Neither supervised continuous aerobic exercise or interval training was independently associated with a significant reduction in NP levels. A preferable exercise regimen therefore cannot be determined.

Discussion

This meta-analysis examines exercise rehabilitation in adult patients with chronic heart failure in an outpatient setting. The principal finding was that exercise training can significantly decrease NP levels within 12 weeks in adult medical patients eligible for cardiac rehabilitation. The patients most likely to benefit from this intervention had stable chronic heart failure, with an EF which was predominantly < 45% (Table 1). However, significant heterogeneity exists between trials. Currently, there is insufficient data to determine whether this NP reduction is also associated with a survival benefit.

The characteristics of the exercise programmes were the following (Table 2). Almost all trials included exercise programmes that were conducted under direct supervision. All the programmes had an aerobic component and varied in exercise intensity, duration, and frequency. Few trials had interval training and resistance training. The exercise regimens were predominantly determined by patient-specific physiological parameters, e.g. AT, VT, and VO2 peak, and were thus individualised. The duration of the exercise programme was 12 weeks in most trials. These findings are applicable to patients with cardiac failure of varying severity but considered stable on medication. It is important to note that NP levels were not a criterion for inclusion in these trials, and hence, we do not know the baseline NP level necessary to determine eligibility for a supervised exercise programme.

○ ○ ○ ○

**THE TASK**
Reproduce the passage on exercise training and natriuretic peptide levels in chronic heart failure word for word, without changing anything.

○ ○ ○ ○

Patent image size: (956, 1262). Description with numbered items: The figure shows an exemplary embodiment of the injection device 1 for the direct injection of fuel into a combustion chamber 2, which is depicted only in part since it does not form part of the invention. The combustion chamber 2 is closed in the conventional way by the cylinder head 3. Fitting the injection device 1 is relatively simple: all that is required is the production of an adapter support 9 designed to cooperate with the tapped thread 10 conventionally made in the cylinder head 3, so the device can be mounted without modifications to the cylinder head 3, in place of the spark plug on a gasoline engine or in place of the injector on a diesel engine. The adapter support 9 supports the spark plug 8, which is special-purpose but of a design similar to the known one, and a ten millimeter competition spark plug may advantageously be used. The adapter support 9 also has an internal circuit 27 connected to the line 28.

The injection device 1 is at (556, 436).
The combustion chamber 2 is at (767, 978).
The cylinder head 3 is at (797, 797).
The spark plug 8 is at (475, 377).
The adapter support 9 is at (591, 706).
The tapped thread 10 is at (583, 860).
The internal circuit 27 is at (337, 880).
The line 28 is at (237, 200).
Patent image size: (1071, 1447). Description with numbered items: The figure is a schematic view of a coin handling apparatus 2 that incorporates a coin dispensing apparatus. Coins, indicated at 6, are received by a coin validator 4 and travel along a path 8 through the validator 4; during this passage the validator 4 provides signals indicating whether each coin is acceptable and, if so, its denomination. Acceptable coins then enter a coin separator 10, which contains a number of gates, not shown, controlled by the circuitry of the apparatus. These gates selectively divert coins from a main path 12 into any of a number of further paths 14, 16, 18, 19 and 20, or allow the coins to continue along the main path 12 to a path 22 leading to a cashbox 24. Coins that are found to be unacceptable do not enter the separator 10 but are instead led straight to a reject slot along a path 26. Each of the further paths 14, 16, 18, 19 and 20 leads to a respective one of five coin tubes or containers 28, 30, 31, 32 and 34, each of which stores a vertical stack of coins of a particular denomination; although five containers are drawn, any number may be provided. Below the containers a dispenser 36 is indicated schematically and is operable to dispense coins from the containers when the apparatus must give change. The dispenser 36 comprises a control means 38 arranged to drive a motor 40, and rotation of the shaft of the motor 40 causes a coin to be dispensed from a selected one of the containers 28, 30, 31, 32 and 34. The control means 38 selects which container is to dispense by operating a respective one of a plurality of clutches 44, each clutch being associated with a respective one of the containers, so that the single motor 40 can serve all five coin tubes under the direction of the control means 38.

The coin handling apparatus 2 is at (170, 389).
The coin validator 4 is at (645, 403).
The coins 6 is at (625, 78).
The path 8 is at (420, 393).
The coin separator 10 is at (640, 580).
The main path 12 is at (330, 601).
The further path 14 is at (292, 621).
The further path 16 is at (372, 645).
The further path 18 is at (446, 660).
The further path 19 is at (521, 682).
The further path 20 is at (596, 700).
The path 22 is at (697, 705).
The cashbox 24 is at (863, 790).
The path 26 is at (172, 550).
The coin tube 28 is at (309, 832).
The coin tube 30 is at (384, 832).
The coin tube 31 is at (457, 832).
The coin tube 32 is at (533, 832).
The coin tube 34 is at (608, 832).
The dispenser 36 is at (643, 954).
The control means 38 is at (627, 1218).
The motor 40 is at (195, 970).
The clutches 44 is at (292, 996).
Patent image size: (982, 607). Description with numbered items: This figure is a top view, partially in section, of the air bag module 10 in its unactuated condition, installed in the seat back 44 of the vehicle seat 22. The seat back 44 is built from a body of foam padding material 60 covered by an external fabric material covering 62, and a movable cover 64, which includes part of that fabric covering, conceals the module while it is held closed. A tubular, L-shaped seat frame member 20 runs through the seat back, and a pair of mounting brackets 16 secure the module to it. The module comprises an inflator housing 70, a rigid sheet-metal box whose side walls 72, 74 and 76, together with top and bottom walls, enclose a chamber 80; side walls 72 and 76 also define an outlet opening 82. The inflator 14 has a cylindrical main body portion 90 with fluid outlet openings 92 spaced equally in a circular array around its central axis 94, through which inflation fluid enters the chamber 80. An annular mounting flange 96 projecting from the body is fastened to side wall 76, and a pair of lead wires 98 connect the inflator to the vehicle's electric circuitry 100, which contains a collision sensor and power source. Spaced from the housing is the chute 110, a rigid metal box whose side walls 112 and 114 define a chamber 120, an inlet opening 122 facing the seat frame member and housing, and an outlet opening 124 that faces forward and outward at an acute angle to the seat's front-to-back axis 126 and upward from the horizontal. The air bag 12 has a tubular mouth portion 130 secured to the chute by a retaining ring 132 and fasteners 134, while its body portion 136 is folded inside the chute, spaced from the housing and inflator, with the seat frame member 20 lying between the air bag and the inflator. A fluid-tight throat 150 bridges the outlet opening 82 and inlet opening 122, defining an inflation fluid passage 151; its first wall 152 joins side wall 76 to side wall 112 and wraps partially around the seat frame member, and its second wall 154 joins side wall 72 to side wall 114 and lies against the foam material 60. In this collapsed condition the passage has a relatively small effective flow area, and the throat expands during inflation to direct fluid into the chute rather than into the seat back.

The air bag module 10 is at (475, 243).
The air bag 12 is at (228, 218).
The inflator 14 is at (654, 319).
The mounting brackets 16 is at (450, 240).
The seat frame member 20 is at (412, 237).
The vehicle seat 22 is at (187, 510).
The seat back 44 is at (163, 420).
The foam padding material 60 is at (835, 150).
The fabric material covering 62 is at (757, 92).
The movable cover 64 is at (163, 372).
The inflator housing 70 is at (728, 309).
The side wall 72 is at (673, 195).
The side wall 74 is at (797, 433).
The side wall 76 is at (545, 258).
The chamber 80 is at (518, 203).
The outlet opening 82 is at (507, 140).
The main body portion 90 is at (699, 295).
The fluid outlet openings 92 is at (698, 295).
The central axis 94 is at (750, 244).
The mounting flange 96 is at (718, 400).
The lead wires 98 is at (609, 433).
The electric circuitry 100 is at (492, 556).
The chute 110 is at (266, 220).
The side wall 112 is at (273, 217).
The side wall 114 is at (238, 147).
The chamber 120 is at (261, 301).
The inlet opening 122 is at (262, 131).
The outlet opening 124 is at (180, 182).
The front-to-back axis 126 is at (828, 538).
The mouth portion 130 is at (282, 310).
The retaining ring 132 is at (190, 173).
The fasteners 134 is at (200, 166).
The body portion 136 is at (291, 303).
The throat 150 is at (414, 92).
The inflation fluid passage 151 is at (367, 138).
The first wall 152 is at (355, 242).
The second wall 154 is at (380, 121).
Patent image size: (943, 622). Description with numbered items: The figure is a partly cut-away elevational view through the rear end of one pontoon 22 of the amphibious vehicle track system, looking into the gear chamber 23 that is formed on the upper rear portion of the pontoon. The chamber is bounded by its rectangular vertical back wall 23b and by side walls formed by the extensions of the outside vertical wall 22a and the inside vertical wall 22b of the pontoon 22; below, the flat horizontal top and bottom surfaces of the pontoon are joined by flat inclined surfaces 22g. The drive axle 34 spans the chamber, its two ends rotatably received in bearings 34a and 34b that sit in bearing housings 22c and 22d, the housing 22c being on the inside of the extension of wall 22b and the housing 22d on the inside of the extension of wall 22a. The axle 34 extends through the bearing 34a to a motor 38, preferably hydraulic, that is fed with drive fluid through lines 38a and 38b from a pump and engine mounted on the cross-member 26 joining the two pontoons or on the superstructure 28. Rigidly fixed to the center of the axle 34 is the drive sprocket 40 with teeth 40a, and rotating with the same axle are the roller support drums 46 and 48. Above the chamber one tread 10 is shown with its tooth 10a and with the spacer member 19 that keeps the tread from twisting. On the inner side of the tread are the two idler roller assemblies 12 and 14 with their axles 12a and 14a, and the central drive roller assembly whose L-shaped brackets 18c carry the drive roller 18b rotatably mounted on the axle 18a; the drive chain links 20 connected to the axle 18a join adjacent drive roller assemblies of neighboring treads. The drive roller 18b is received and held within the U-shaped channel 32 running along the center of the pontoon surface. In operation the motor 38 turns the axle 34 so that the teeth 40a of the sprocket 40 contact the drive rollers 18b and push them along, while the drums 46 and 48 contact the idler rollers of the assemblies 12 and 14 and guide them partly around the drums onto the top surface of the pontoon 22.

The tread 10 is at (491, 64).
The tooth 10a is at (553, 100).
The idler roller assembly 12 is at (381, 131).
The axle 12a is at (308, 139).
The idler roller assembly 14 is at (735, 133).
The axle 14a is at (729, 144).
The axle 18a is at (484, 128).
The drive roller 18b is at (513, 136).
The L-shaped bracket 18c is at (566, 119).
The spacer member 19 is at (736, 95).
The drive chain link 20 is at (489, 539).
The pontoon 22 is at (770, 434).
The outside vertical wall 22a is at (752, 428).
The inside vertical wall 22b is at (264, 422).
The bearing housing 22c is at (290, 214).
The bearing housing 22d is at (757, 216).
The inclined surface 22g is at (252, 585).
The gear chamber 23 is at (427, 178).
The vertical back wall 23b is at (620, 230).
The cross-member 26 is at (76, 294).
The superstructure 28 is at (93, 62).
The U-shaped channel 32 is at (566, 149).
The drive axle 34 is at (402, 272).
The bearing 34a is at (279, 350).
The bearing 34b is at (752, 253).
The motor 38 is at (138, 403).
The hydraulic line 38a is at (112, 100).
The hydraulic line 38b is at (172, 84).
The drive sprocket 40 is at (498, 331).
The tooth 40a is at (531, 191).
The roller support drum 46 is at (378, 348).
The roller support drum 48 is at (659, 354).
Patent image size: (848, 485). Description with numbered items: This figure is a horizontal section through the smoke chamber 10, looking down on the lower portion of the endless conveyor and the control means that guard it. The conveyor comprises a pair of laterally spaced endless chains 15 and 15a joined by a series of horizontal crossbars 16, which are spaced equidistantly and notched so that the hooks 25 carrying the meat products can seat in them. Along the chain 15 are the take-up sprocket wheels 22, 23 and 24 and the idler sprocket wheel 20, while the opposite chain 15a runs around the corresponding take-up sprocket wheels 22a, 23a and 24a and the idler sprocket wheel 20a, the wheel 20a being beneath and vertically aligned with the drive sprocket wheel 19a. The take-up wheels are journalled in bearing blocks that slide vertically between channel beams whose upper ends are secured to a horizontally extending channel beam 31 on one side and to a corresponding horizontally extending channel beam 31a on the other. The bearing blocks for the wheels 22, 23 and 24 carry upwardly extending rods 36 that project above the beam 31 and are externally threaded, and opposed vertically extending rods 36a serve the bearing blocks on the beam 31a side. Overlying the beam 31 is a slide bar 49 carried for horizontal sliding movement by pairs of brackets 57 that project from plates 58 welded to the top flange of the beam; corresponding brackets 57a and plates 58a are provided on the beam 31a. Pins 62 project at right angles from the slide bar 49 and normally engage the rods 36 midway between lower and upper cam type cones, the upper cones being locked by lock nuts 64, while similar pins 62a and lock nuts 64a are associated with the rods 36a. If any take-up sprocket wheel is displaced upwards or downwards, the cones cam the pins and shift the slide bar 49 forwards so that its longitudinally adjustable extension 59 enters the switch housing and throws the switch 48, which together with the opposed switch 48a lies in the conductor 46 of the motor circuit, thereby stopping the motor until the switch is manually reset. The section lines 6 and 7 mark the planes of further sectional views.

○ ○ ○ ○

**EXERCISE OUTPUT**
Neither supervised continuous aerobic exercise or interval training was independently associated with a significant reduction in NP levels. A preferable exercise regimen therefore cannot be determined.

Discussion

This meta-analysis examines exercise rehabilitation in adult patients with chronic heart failure in an outpatient setting. The principal finding was that exercise training can significantly decrease NP levels within 12 weeks in adult medical patients eligible for cardiac rehabilitation. The patients most likely to benefit from this intervention had stable chronic heart failure, with an EF which was predominantly < 45% (Table 1). However, significant heterogeneity exists between trials. Currently, there is insufficient data to determine whether this NP reduction is also associated with a survival benefit.

The characteristics of the exercise programmes were the following (Table 2). Almost all trials included exercise programmes that were conducted under direct supervision. All the programmes had an aerobic component and varied in exercise intensity, duration, and frequency. Few trials had interval training and resistance training. The exercise regimens were predominantly determined by patient-specific physiological parameters, e.g. AT, VT, and VO2 peak, and were thus individualised. The duration of the exercise programme was 12 weeks in most trials. These findings are applicable to patients with cardiac failure of varying severity but considered stable on medication. It is important to note that NP levels were not a criterion for inclusion in these trials, and hence, we do not know the baseline NP level necessary to determine eligibility for a supervised exercise programme.